▶ _Task instructions_
Show each line of the data below that has the string "frit" in it.

# # # # #

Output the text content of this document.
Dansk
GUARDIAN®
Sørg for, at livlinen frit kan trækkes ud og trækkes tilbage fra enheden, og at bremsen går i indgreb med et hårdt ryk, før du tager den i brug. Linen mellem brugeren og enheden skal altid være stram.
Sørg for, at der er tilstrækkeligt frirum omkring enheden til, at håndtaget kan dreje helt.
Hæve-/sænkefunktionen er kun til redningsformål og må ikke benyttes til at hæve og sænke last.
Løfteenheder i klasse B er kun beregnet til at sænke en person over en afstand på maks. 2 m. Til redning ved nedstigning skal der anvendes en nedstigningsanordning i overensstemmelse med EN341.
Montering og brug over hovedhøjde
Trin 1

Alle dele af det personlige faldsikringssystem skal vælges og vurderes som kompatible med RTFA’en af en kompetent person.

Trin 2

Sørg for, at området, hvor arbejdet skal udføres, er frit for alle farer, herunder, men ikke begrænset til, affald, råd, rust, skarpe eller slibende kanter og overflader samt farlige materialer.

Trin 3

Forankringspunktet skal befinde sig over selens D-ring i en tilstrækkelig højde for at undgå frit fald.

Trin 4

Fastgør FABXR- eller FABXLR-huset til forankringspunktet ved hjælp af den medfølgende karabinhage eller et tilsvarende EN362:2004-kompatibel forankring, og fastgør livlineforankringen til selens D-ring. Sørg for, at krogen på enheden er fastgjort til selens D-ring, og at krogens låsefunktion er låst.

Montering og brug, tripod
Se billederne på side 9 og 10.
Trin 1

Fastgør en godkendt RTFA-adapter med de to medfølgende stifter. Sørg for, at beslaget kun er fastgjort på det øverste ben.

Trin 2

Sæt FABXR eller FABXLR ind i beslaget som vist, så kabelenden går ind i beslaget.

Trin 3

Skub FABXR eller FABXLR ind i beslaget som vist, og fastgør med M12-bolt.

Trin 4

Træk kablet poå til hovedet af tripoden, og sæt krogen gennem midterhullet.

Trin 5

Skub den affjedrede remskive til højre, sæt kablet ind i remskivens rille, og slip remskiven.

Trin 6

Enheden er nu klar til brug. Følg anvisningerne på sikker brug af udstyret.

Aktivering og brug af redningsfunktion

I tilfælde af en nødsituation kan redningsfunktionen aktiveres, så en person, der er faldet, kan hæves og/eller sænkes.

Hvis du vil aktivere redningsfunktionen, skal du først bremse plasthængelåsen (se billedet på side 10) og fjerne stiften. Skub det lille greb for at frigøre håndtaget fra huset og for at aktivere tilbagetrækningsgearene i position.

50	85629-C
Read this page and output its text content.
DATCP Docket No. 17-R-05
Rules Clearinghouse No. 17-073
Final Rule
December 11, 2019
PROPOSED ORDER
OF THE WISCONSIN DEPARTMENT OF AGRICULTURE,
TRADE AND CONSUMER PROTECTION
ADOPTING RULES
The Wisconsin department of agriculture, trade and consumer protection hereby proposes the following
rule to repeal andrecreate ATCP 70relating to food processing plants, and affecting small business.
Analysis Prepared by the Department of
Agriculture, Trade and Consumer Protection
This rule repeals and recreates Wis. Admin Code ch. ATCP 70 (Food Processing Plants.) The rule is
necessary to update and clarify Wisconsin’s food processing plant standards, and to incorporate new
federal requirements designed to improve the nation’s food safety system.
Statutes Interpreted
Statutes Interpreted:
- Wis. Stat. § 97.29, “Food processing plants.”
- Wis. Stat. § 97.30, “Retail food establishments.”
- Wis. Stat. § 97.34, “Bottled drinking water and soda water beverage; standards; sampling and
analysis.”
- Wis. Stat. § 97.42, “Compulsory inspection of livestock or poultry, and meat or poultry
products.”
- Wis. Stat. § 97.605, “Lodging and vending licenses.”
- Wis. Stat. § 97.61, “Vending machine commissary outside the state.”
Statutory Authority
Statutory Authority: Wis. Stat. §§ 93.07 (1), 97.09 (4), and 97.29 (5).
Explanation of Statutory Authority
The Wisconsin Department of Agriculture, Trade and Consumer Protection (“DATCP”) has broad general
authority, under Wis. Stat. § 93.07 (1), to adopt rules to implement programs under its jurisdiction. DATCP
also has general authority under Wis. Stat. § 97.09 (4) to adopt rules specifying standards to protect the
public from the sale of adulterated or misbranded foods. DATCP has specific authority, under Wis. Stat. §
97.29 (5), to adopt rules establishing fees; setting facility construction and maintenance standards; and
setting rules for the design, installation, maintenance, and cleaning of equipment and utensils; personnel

# # # # #

▶ _Full answer_
Sørg for, at livlinen frit kan trækkes ud og trækkes tilbage fra enheden, og at bremsen går i indgreb med et hårdt ryk, før du tager den i brug. Linen mellem brugeren og enheden skal altid være stram.
Sørg for, at området, hvor arbejdet skal udføres, er frit for alle farer, herunder, men ikke begrænset til, affald, råd, rust, skarpe eller slibende kanter og overflader samt farlige materialer.
Forankringspunktet skal befinde sig over selens D-ring i en tilstrækkelig højde for at undgå frit fald.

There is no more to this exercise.